[Collection entries]
····················

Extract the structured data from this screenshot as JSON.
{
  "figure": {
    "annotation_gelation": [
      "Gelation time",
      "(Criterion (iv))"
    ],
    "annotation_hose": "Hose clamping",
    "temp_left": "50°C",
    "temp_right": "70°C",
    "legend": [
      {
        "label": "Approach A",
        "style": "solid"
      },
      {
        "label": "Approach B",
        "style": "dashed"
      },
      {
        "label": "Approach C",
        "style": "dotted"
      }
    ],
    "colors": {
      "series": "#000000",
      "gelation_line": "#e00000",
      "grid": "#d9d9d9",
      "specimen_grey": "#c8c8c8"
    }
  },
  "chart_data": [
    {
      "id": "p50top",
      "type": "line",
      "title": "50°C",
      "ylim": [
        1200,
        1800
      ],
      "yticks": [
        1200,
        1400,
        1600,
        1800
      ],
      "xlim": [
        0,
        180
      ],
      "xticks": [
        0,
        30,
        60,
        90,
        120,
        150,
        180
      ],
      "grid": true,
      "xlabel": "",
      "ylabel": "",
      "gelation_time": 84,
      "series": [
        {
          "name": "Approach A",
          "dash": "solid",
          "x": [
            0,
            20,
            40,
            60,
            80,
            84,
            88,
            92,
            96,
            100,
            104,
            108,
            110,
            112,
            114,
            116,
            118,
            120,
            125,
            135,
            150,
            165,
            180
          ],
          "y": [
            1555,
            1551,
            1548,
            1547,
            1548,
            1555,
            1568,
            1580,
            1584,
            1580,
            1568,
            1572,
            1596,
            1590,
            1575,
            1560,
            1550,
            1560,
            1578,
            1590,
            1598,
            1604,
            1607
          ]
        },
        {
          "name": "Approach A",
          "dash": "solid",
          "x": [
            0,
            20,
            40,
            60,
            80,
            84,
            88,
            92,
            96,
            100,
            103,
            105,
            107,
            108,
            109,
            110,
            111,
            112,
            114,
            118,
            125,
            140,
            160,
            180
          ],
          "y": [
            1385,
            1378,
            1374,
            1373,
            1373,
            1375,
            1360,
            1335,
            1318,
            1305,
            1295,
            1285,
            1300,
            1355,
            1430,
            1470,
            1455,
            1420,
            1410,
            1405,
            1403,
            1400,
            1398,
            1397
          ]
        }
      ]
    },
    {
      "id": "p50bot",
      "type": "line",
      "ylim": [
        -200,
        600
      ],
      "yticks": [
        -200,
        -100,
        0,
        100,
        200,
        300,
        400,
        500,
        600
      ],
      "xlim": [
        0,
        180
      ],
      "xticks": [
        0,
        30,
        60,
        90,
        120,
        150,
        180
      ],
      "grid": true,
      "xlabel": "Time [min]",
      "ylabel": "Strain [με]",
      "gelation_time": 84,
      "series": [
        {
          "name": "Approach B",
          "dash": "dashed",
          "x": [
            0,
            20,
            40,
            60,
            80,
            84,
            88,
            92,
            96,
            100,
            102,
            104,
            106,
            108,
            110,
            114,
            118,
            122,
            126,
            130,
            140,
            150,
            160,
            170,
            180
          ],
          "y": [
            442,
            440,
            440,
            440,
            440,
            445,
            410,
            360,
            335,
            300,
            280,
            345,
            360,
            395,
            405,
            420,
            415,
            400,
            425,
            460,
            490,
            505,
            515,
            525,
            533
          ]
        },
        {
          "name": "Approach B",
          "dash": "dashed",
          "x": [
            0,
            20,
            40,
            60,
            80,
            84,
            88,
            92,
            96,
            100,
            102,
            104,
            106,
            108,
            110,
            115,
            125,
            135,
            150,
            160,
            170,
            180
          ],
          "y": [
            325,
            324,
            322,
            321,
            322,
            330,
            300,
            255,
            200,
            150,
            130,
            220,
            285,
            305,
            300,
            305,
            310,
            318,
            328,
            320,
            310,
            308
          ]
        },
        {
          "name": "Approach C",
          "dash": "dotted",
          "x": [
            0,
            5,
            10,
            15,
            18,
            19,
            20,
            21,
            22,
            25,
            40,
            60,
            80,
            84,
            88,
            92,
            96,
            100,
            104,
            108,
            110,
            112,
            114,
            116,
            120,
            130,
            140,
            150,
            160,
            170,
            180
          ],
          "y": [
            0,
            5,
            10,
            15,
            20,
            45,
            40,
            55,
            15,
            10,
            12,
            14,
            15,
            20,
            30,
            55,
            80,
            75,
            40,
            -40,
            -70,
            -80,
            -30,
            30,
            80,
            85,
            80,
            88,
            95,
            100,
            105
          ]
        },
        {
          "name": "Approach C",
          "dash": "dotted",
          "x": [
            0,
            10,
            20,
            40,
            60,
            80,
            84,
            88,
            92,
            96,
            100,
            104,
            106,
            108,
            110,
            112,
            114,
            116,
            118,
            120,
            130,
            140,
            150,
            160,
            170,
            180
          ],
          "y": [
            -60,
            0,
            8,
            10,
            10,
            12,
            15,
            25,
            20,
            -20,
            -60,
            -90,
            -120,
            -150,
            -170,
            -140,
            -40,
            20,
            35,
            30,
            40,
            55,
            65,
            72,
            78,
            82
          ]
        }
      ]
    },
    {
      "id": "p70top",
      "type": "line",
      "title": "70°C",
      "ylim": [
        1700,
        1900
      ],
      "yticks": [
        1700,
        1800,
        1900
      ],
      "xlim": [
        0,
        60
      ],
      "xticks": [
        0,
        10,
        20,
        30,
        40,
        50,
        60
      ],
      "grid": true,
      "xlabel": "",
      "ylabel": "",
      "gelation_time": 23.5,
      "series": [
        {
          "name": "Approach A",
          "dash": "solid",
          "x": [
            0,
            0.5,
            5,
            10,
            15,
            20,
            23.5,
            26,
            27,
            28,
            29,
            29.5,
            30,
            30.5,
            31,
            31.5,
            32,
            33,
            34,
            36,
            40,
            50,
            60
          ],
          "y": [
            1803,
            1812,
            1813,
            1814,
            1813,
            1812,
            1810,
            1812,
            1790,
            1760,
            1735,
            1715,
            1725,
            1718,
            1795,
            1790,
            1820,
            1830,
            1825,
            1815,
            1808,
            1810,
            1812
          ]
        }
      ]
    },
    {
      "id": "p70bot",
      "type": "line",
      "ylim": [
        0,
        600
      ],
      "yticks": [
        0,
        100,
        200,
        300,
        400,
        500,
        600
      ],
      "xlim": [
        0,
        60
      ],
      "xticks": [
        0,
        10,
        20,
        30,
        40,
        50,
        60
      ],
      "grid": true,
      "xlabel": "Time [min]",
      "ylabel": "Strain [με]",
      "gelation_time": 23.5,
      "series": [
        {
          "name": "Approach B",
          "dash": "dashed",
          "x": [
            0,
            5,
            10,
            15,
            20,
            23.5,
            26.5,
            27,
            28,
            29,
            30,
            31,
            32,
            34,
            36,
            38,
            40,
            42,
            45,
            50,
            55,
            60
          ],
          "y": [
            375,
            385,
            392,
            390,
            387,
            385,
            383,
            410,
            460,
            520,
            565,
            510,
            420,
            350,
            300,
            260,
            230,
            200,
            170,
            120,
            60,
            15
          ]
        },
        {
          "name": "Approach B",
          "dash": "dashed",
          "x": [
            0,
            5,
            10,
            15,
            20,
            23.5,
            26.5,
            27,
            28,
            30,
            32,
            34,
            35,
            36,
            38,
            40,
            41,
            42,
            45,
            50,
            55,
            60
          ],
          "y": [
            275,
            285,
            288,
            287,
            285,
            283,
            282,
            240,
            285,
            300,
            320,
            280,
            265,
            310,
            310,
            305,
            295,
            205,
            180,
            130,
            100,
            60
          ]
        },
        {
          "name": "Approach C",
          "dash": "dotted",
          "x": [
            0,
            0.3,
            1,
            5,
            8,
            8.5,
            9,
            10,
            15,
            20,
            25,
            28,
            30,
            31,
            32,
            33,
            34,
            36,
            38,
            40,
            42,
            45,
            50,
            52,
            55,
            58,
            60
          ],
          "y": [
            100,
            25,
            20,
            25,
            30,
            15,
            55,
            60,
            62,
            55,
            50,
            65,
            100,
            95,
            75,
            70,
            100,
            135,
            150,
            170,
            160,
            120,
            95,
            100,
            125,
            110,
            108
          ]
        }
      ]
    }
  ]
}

····················

Short problem: Determine how many lines of the listing above include the word "style", and report that number only.

Response to this task: 3